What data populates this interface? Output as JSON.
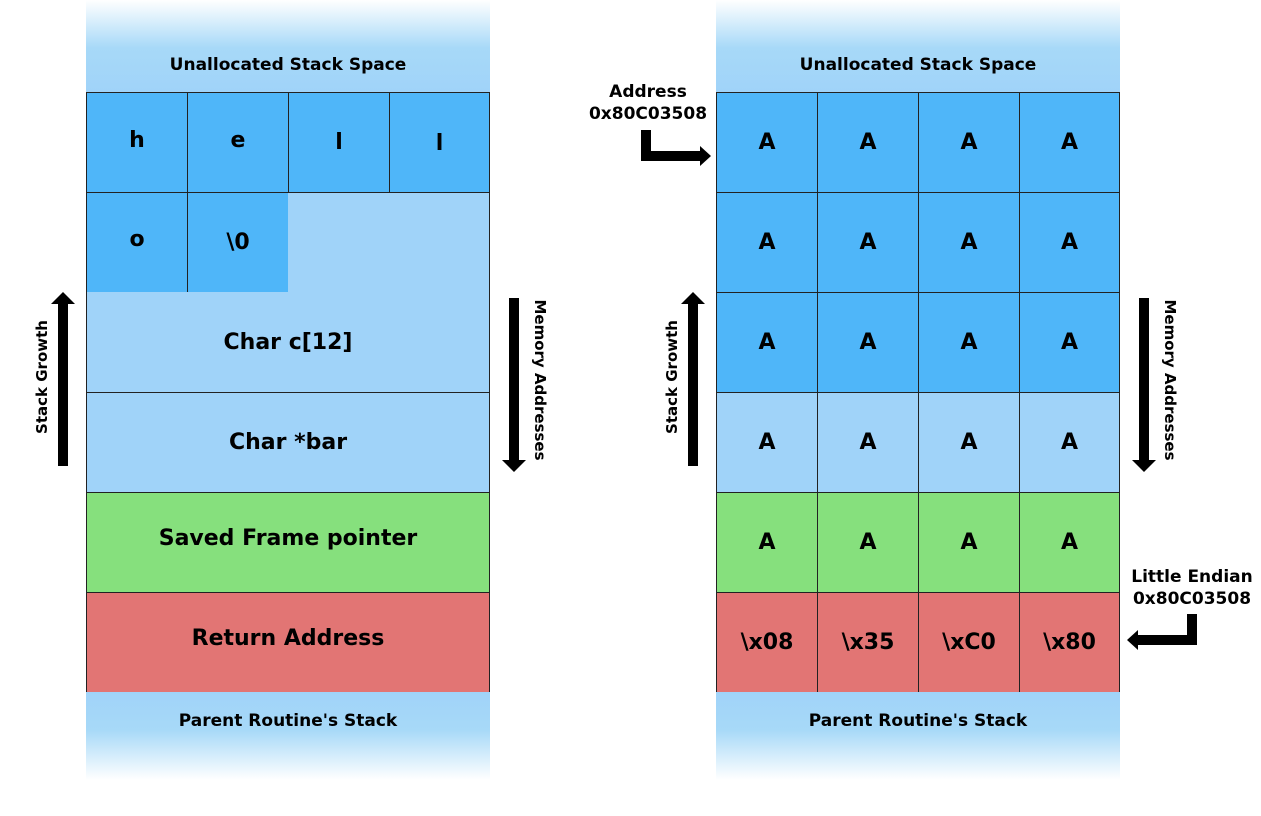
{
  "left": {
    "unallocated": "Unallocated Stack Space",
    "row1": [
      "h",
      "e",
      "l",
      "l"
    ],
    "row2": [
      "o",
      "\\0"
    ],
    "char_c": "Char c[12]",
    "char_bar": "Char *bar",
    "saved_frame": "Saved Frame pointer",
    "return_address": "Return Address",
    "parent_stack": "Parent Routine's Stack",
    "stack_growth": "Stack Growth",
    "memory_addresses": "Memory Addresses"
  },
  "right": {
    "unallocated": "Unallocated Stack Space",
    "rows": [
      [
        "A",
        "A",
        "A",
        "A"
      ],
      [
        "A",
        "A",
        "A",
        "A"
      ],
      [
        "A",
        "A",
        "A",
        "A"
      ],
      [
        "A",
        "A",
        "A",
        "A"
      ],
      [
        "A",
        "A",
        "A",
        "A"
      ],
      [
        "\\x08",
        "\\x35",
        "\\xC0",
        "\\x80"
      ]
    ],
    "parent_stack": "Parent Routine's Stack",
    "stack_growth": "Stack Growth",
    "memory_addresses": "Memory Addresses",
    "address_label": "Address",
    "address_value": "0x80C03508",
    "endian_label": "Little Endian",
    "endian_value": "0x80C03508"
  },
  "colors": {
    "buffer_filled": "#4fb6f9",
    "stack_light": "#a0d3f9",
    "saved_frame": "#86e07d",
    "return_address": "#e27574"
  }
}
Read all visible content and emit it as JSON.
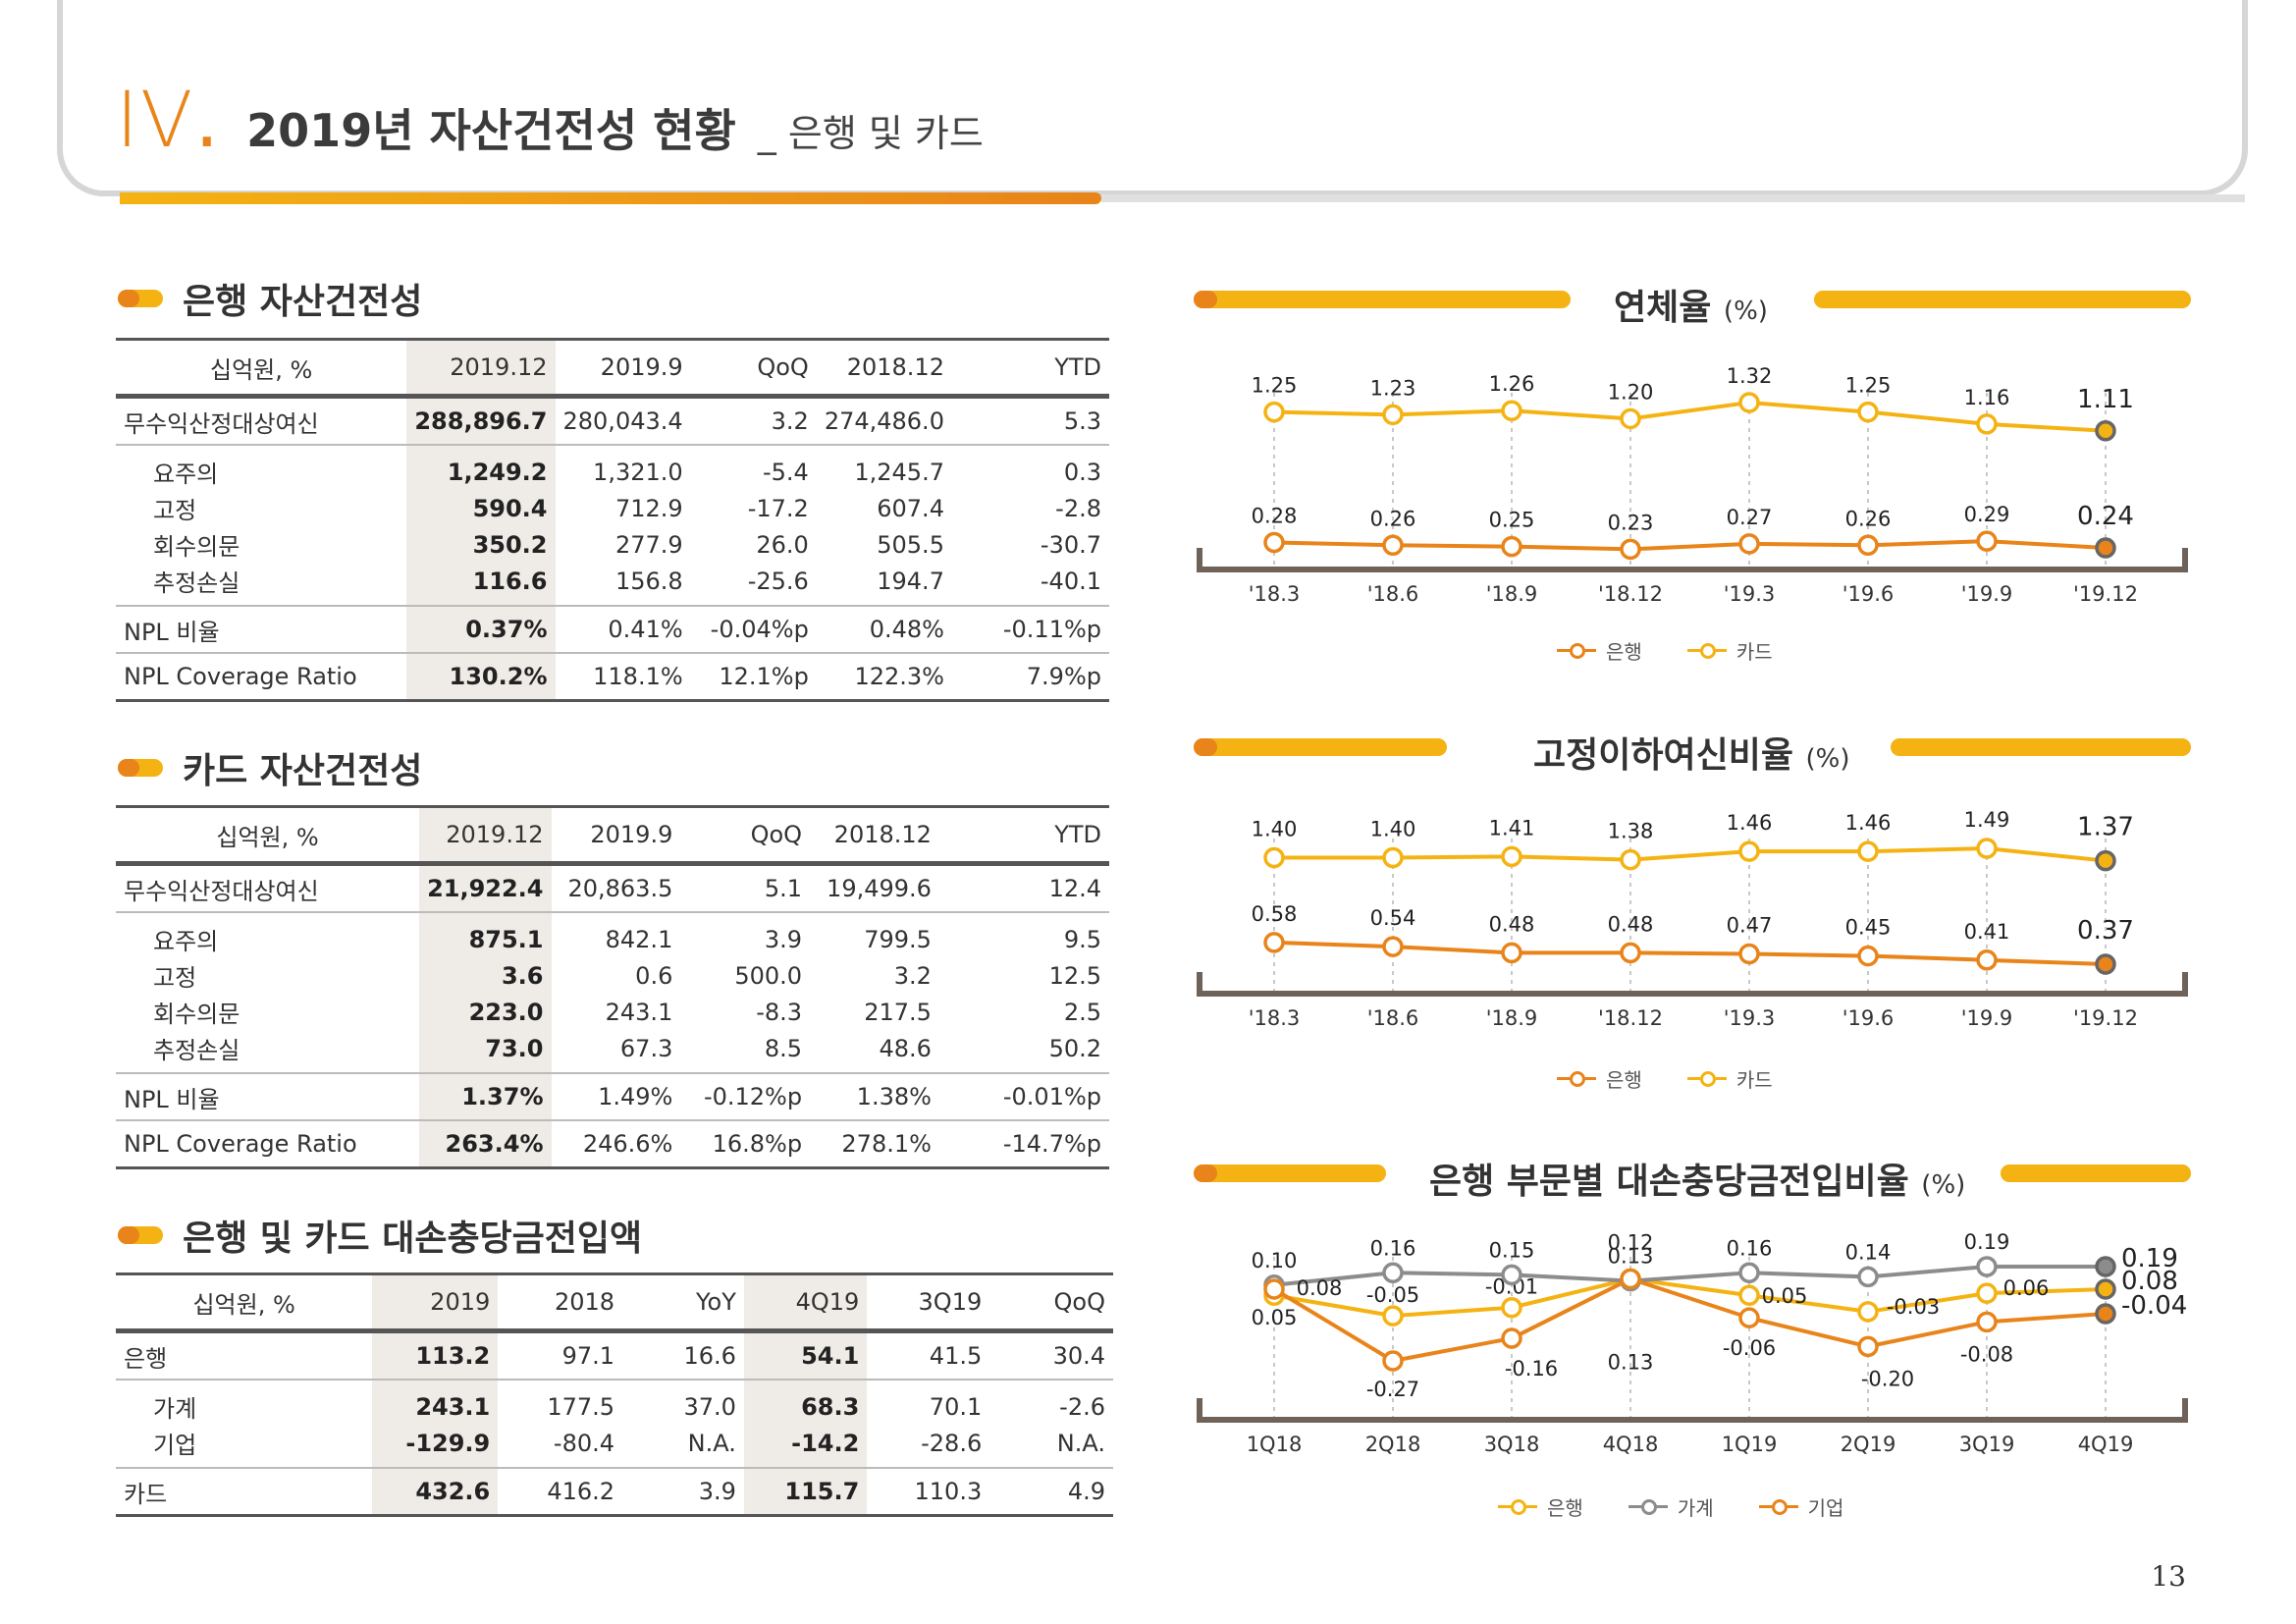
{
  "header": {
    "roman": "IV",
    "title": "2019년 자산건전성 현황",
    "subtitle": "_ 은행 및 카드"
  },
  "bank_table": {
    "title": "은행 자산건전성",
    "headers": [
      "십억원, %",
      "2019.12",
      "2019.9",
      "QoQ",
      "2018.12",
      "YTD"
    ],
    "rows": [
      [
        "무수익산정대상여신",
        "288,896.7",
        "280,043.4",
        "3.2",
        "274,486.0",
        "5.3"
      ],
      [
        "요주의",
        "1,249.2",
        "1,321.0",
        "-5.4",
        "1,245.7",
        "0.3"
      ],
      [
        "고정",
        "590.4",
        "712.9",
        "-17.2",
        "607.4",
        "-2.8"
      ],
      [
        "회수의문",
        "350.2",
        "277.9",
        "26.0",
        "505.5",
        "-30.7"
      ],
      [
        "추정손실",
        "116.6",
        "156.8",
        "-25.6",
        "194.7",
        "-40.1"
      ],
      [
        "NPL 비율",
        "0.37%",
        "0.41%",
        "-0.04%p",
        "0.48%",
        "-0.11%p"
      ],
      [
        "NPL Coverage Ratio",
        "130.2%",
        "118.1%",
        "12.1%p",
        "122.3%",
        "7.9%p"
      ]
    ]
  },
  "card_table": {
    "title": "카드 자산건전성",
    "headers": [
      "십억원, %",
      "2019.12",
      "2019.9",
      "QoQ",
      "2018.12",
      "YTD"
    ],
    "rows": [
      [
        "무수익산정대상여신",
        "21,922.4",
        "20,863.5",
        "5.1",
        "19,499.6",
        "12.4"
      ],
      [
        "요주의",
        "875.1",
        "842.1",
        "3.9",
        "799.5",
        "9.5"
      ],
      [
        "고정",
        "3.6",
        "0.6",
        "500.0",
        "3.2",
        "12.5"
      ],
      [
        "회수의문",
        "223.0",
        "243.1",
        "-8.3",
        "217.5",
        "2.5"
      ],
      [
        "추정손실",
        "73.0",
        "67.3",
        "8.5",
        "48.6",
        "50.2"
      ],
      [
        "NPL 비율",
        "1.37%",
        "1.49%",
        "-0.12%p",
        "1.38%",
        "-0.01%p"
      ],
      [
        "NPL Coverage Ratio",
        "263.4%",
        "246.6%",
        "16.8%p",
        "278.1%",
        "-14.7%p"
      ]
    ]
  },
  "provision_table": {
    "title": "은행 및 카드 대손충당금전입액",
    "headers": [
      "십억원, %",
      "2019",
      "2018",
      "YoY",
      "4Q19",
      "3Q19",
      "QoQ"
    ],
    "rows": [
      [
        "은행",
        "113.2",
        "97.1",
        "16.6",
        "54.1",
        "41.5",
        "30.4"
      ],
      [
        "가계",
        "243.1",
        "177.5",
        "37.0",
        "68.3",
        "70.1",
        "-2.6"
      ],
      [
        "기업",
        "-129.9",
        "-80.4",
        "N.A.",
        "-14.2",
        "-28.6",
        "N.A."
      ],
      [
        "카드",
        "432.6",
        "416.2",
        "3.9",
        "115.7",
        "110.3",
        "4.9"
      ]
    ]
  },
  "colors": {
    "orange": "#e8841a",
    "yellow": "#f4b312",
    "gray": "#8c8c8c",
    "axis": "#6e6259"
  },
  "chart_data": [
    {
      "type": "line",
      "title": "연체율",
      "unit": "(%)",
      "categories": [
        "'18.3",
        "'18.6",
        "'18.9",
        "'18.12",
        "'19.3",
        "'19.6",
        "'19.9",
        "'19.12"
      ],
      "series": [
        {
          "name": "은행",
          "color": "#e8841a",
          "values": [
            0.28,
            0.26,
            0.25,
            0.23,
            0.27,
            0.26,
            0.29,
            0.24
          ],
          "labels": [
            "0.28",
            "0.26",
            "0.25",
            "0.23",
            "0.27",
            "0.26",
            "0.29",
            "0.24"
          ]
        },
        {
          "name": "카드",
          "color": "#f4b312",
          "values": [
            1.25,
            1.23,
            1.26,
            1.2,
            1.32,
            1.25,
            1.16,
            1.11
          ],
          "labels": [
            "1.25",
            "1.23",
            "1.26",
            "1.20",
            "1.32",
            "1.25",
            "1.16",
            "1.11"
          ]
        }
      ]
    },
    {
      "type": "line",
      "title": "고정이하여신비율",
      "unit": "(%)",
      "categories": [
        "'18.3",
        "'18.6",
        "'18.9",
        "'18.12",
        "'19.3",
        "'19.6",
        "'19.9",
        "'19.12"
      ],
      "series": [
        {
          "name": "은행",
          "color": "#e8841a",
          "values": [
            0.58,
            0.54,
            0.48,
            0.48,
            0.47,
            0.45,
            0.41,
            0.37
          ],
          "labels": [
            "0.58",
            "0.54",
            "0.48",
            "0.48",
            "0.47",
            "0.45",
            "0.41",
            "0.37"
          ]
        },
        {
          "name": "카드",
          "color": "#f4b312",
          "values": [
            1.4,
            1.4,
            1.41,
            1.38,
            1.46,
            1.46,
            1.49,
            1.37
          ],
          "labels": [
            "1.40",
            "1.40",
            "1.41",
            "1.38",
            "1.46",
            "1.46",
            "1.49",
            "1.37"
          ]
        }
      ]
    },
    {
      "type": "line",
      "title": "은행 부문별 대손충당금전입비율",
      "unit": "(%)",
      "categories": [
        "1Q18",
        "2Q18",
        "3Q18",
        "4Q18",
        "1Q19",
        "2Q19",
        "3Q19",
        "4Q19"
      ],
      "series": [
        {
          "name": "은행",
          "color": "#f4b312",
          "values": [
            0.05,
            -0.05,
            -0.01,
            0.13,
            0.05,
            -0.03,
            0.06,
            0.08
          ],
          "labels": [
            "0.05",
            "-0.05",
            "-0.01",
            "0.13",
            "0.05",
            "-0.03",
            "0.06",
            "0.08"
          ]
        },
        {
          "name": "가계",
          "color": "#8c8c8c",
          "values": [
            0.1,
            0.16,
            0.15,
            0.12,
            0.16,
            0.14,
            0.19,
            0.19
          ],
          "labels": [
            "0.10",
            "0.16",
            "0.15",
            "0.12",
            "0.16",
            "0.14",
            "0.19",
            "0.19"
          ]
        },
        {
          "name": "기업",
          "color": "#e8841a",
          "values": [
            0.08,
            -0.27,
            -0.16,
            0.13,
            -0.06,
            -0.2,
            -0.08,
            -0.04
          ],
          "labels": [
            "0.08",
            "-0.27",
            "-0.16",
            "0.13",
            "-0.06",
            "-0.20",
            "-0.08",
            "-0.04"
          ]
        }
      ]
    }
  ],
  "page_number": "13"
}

######

• **PROBLEM**: Return every line above in which the string "자산건전성" occurs.

• **ANSWER TO THE PROBLEM**:
    "title": "2019년 자산건전성 현황",
    "title": "은행 자산건전성",
    "title": "카드 자산건전성",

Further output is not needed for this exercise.